> GOAL
In the copy, include every entry exactly but none of the pictures.
┄┄┄┄┄┄
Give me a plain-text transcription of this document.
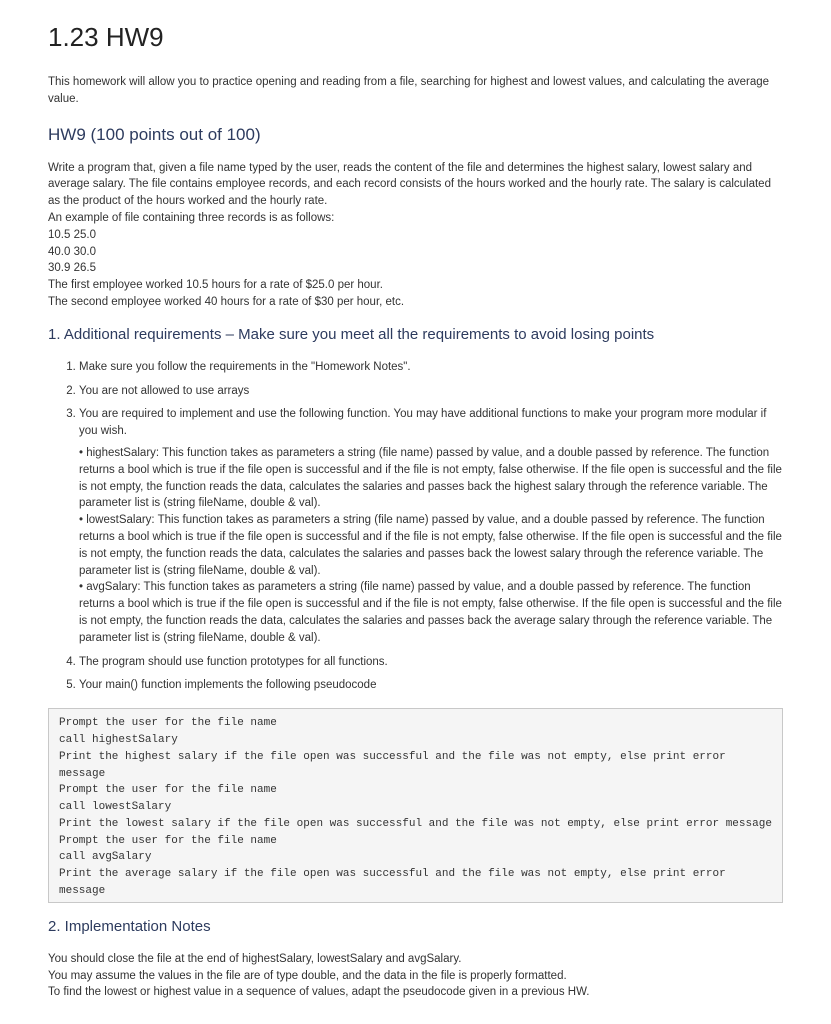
1.23 HW9

This homework will allow you to practice opening and reading from a file, searching for highest and lowest values, and calculating the average value.

HW9 (100 points out of 100)
Write a program that, given a file name typed by the user, reads the content of the file and determines the highest salary, lowest salary and average salary. The file contains employee records, and each record consists of the hours worked and the hourly rate. The salary is calculated as the product of the hours worked and the hourly rate.
An example of file containing three records is as follows:
10.5 25.0
40.0 30.0
30.9 26.5
The first employee worked 10.5 hours for a rate of $25.0 per hour.
The second employee worked 40 hours for a rate of $30 per hour, etc.
1. Additional requirements – Make sure you meet all the requirements to avoid losing points
1. Make sure you follow the requirements in the "Homework Notes".
2. You are not allowed to use arrays
3. You are required to implement and use the following function. You may have additional functions to make your program more modular if you wish.
• highestSalary: This function takes as parameters a string (file name) passed by value, and a double passed by reference. The function returns a bool which is true if the file open is successful and if the file is not empty, false otherwise. If the file open is successful and the file is not empty, the function reads the data, calculates the salaries and passes back the highest salary through the reference variable. The parameter list is (string fileName, double & val).
• lowestSalary: This function takes as parameters a string (file name) passed by value, and a double passed by reference. The function returns a bool which is true if the file open is successful and if the file is not empty, false otherwise. If the file open is successful and the file is not empty, the function reads the data, calculates the salaries and passes back the lowest salary through the reference variable. The parameter list is (string fileName, double & val).
• avgSalary: This function takes as parameters a string (file name) passed by value, and a double passed by reference. The function returns a bool which is true if the file open is successful and if the file is not empty, false otherwise. If the file open is successful and the file is not empty, the function reads the data, calculates the salaries and passes back the average salary through the reference variable. The parameter list is (string fileName, double & val).
4. The program should use function prototypes for all functions.
5. Your main() function implements the following pseudocode
Prompt the user for the file name
call highestSalary
Print the highest salary if the file open was successful and the file was not empty, else print error message
Prompt the user for the file name
call lowestSalary
Print the lowest salary if the file open was successful and the file was not empty, else print error message
Prompt the user for the file name
call avgSalary
Print the average salary if the file open was successful and the file was not empty, else print error message
2. Implementation Notes
You should close the file at the end of highestSalary, lowestSalary and avgSalary.
You may assume the values in the file are of type double, and the data in the file is properly formatted.
To find the lowest or highest value in a sequence of values, adapt the pseudocode given in a previous HW.
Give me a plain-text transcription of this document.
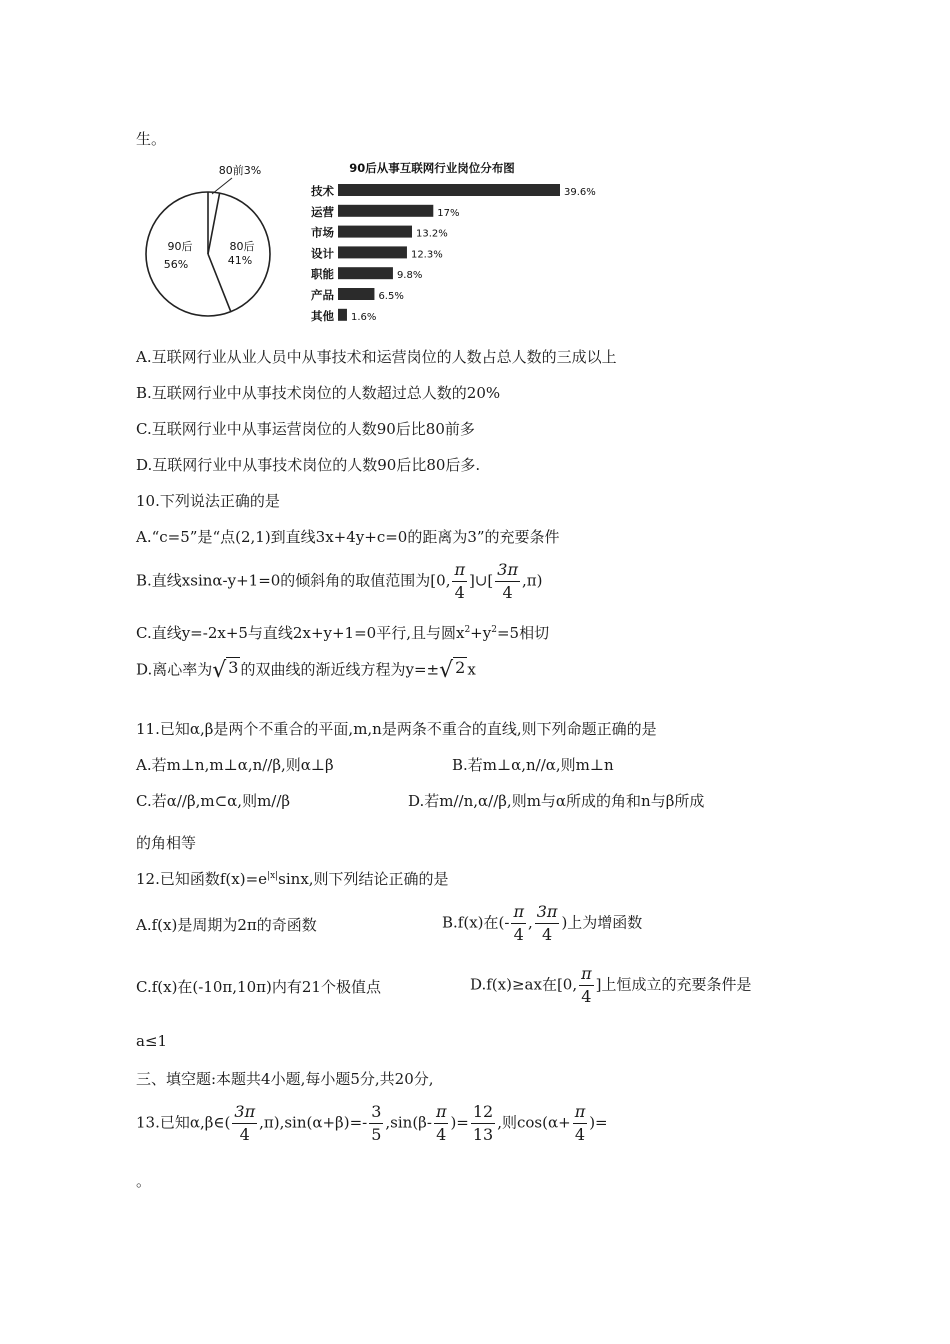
生。
80前3%
80后
41%
90后
56%
90后从事互联网行业岗位分布图
技术	39.6%
运营	17%
市场	13.2%
设计	12.3%
职能	9.8%
产品	6.5%
其他 1.6%
A.互联网行业从业人员中从事技术和运营岗位的人数占总人数的三成以上
B.互联网行业中从事技术岗位的人数超过总人数的20%
C.互联网行业中从事运营岗位的人数90后比80前多
D.互联网行业中从事技术岗位的人数90后比80后多.
10.下列说法正确的是
A.“c=5”是“点(2,1)到直线3x+4y+c=0的距离为3”的充要条件
B.直线xsinα-y+1=0的倾斜角的取值范围为[0, $\frac{\pi}{4}$ ]∪[ $\frac{3\pi}{4} ,\pi$)
C.直线y=-2x+5与直线2x+y+1=0平行,且与圆$x^2+y^2=5$相切
D.离心率为√ 3 的双曲线的渐近线方程为y=±√ 2 x
11.已知α,β是两个不重合的平面,m,n是两条不重合的直线,则下列命题正确的是
A.若m⊥n,m⊥α,n//β,则α⊥β	B.若m⊥α,n//α,则m⊥n
C.若α//β,m⊂α,则m//β	D.若m//n,α//β,则m与α所成的角和n与β所成
的角相等
12.已知函数$f(x)=e^{|x|}\sin x$,则下列结论正确的是
A.f(x)是周期为2π的奇函数	B.f(x)在(- $\frac{\pi}{4}$ , $\frac{3\pi}{4}$ )上为增函数
C.f(x)在(-10π,10π)内有21个极值点	D.f(x)≥ax在[0, $\frac{\pi}{4}$ ]上恒成立的充要条件是
a≤1
三、填空题:本题共4小题,每小题5分,共20分,
13.已知α,β∈( $\frac{3\pi}{4} ,\pi),\sin(\alpha+\beta)=- \frac{3}{5} ,\sin(\beta- \frac{\pi}{4}$ )= $\frac{12}{13}$ ,则$\cos(\alpha+ \frac{\pi}{4}$ )=
。
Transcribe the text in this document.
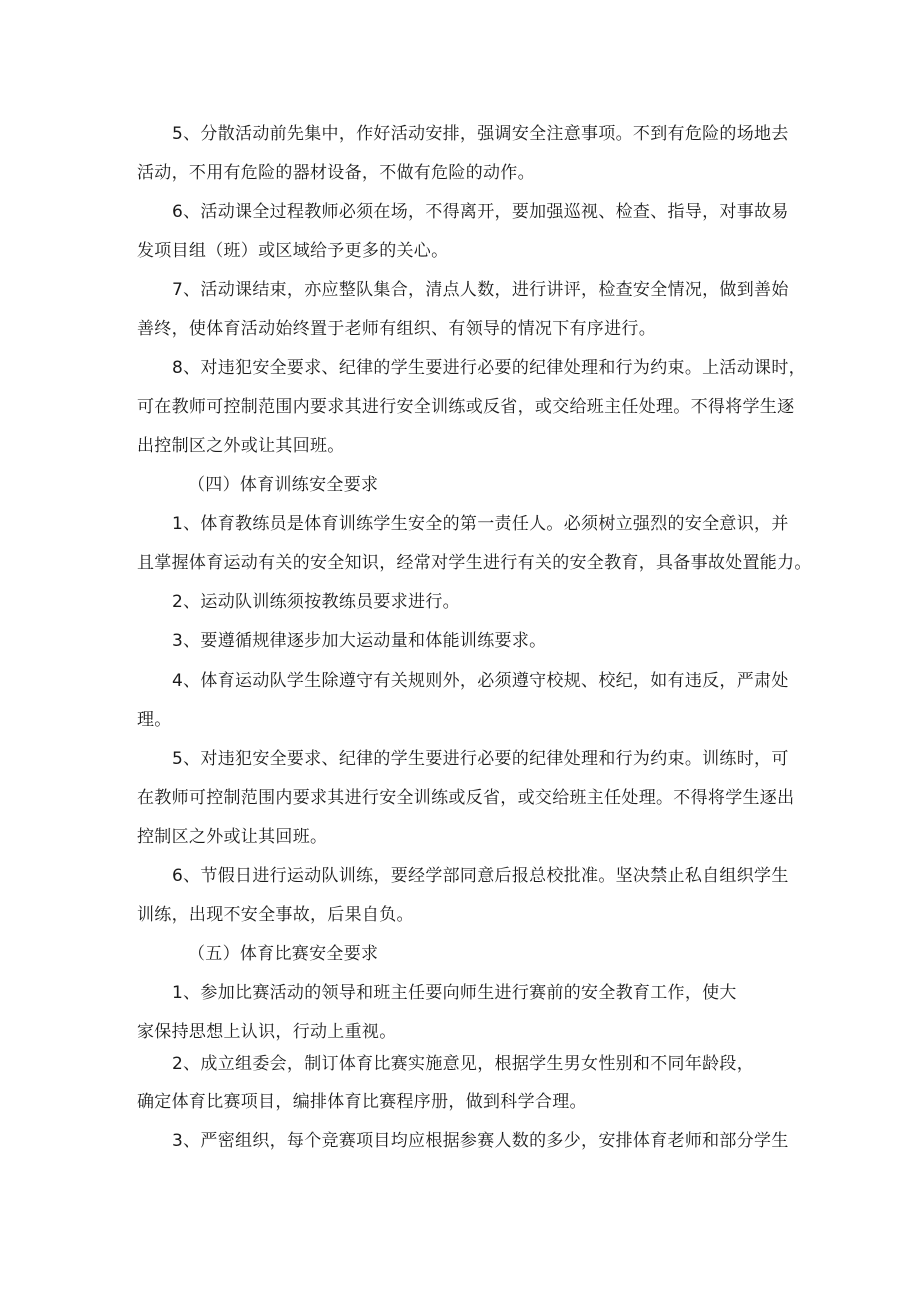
5、分散活动前先集中，作好活动安排，强调安全注意事项。不到有危险的场地去
活动，不用有危险的器材设备，不做有危险的动作。
6、活动课全过程教师必须在场，不得离开，要加强巡视、检查、指导，对事故易
发项目组（班）或区域给予更多的关心。
7、活动课结束，亦应整队集合，清点人数，进行讲评，检查安全情况，做到善始
善终，使体育活动始终置于老师有组织、有领导的情况下有序进行。
8、对违犯安全要求、纪律的学生要进行必要的纪律处理和行为约束。上活动课时，
可在教师可控制范围内要求其进行安全训练或反省，或交给班主任处理。不得将学生逐
出控制区之外或让其回班。
（四）体育训练安全要求
1、体育教练员是体育训练学生安全的第一责任人。必须树立强烈的安全意识，并
且掌握体育运动有关的安全知识，经常对学生进行有关的安全教育，具备事故处置能力。
2、运动队训练须按教练员要求进行。
3、要遵循规律逐步加大运动量和体能训练要求。
4、体育运动队学生除遵守有关规则外，必须遵守校规、校纪，如有违反，严肃处
理。
5、对违犯安全要求、纪律的学生要进行必要的纪律处理和行为约束。训练时，可
在教师可控制范围内要求其进行安全训练或反省，或交给班主任处理。不得将学生逐出
控制区之外或让其回班。
6、节假日进行运动队训练，要经学部同意后报总校批准。坚决禁止私自组织学生
训练，出现不安全事故，后果自负。
（五）体育比赛安全要求
1、参加比赛活动的领导和班主任要向师生进行赛前的安全教育工作，使大
家保持思想上认识，行动上重视。
2、成立组委会，制订体育比赛实施意见，根据学生男女性别和不同年龄段，
确定体育比赛项目，编排体育比赛程序册，做到科学合理。
3、严密组织，每个竞赛项目均应根据参赛人数的多少，安排体育老师和部分学生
┄┄┄┄┄┄
> RESPONSE TO THIS EXERCISE
Give me a plain-text transcription of this document.
1.23 HW9

This homework will allow you to practice opening and reading from a file, searching for highest and lowest values, and calculating the average value.

HW9 (100 points out of 100)
Write a program that, given a file name typed by the user, reads the content of the file and determines the highest salary, lowest salary and average salary. The file contains employee records, and each record consists of the hours worked and the hourly rate. The salary is calculated as the product of the hours worked and the hourly rate.
An example of file containing three records is as follows:
10.5 25.0
40.0 30.0
30.9 26.5
The first employee worked 10.5 hours for a rate of $25.0 per hour.
The second employee worked 40 hours for a rate of $30 per hour, etc.
1. Additional requirements – Make sure you meet all the requirements to avoid losing points
1. Make sure you follow the requirements in the "Homework Notes".
2. You are not allowed to use arrays
3. You are required to implement and use the following function. You may have additional functions to make your program more modular if you wish.
• highestSalary: This function takes as parameters a string (file name) passed by value, and a double passed by reference. The function returns a bool which is true if the file open is successful and if the file is not empty, false otherwise. If the file open is successful and the file is not empty, the function reads the data, calculates the salaries and passes back the highest salary through the reference variable. The parameter list is (string fileName, double & val).
• lowestSalary: This function takes as parameters a string (file name) passed by value, and a double passed by reference. The function returns a bool which is true if the file open is successful and if the file is not empty, false otherwise. If the file open is successful and the file is not empty, the function reads the data, calculates the salaries and passes back the lowest salary through the reference variable. The parameter list is (string fileName, double & val).
• avgSalary: This function takes as parameters a string (file name) passed by value, and a double passed by reference. The function returns a bool which is true if the file open is successful and if the file is not empty, false otherwise. If the file open is successful and the file is not empty, the function reads the data, calculates the salaries and passes back the average salary through the reference variable. The parameter list is (string fileName, double & val).
4. The program should use function prototypes for all functions.
5. Your main() function implements the following pseudocode
Prompt the user for the file name
call highestSalary
Print the highest salary if the file open was successful and the file was not empty, else print error message
Prompt the user for the file name
call lowestSalary
Print the lowest salary if the file open was successful and the file was not empty, else print error message
Prompt the user for the file name
call avgSalary
Print the average salary if the file open was successful and the file was not empty, else print error message
2. Implementation Notes
You should close the file at the end of highestSalary, lowestSalary and avgSalary.
You may assume the values in the file are of type double, and the data in the file is properly formatted.
To find the lowest or highest value in a sequence of values, adapt the pseudocode given in a previous HW.
Give me a plain-text transcription of this document.
生。
80前3%
80后
41%
90后
56%
90后从事互联网行业岗位分布图
技术	39.6%
运营	17%
市场	13.2%
设计	12.3%
职能	9.8%
产品	6.5%
其他 1.6%
A.互联网行业从业人员中从事技术和运营岗位的人数占总人数的三成以上
B.互联网行业中从事技术岗位的人数超过总人数的20%
C.互联网行业中从事运营岗位的人数90后比80前多
D.互联网行业中从事技术岗位的人数90后比80后多.
10.下列说法正确的是
A.“c=5”是“点(2,1)到直线3x+4y+c=0的距离为3”的充要条件
B.直线xsinα-y+1=0的倾斜角的取值范围为[0, $\frac{\pi}{4}$ ]∪[ $\frac{3\pi}{4} ,\pi$)
C.直线y=-2x+5与直线2x+y+1=0平行,且与圆$x^2+y^2=5$相切
D.离心率为√ 3 的双曲线的渐近线方程为y=±√ 2 x
11.已知α,β是两个不重合的平面,m,n是两条不重合的直线,则下列命题正确的是
A.若m⊥n,m⊥α,n//β,则α⊥β	B.若m⊥α,n//α,则m⊥n
C.若α//β,m⊂α,则m//β	D.若m//n,α//β,则m与α所成的角和n与β所成
的角相等
12.已知函数$f(x)=e^{|x|}\sin x$,则下列结论正确的是
A.f(x)是周期为2π的奇函数	B.f(x)在(- $\frac{\pi}{4}$ , $\frac{3\pi}{4}$ )上为增函数
C.f(x)在(-10π,10π)内有21个极值点	D.f(x)≥ax在[0, $\frac{\pi}{4}$ ]上恒成立的充要条件是
a≤1
三、填空题:本题共4小题,每小题5分,共20分,
13.已知α,β∈( $\frac{3\pi}{4} ,\pi),\sin(\alpha+\beta)=- \frac{3}{5} ,\sin(\beta- \frac{\pi}{4}$ )= $\frac{12}{13}$ ,则$\cos(\alpha+ \frac{\pi}{4}$ )=
。
Transcribe the text in this document.
5、分散活动前先集中，作好活动安排，强调安全注意事项。不到有危险的场地去
活动，不用有危险的器材设备，不做有危险的动作。
6、活动课全过程教师必须在场，不得离开，要加强巡视、检查、指导，对事故易
发项目组（班）或区域给予更多的关心。
7、活动课结束，亦应整队集合，清点人数，进行讲评，检查安全情况，做到善始
善终，使体育活动始终置于老师有组织、有领导的情况下有序进行。
8、对违犯安全要求、纪律的学生要进行必要的纪律处理和行为约束。上活动课时，
可在教师可控制范围内要求其进行安全训练或反省，或交给班主任处理。不得将学生逐
出控制区之外或让其回班。
（四）体育训练安全要求
1、体育教练员是体育训练学生安全的第一责任人。必须树立强烈的安全意识，并
且掌握体育运动有关的安全知识，经常对学生进行有关的安全教育，具备事故处置能力。
2、运动队训练须按教练员要求进行。
3、要遵循规律逐步加大运动量和体能训练要求。
4、体育运动队学生除遵守有关规则外，必须遵守校规、校纪，如有违反，严肃处
理。
5、对违犯安全要求、纪律的学生要进行必要的纪律处理和行为约束。训练时，可
在教师可控制范围内要求其进行安全训练或反省，或交给班主任处理。不得将学生逐出
控制区之外或让其回班。
6、节假日进行运动队训练，要经学部同意后报总校批准。坚决禁止私自组织学生
训练，出现不安全事故，后果自负。
（五）体育比赛安全要求
1、参加比赛活动的领导和班主任要向师生进行赛前的安全教育工作，使大
家保持思想上认识，行动上重视。
2、成立组委会，制订体育比赛实施意见，根据学生男女性别和不同年龄段，
确定体育比赛项目，编排体育比赛程序册，做到科学合理。
3、严密组织，每个竞赛项目均应根据参赛人数的多少，安排体育老师和部分学生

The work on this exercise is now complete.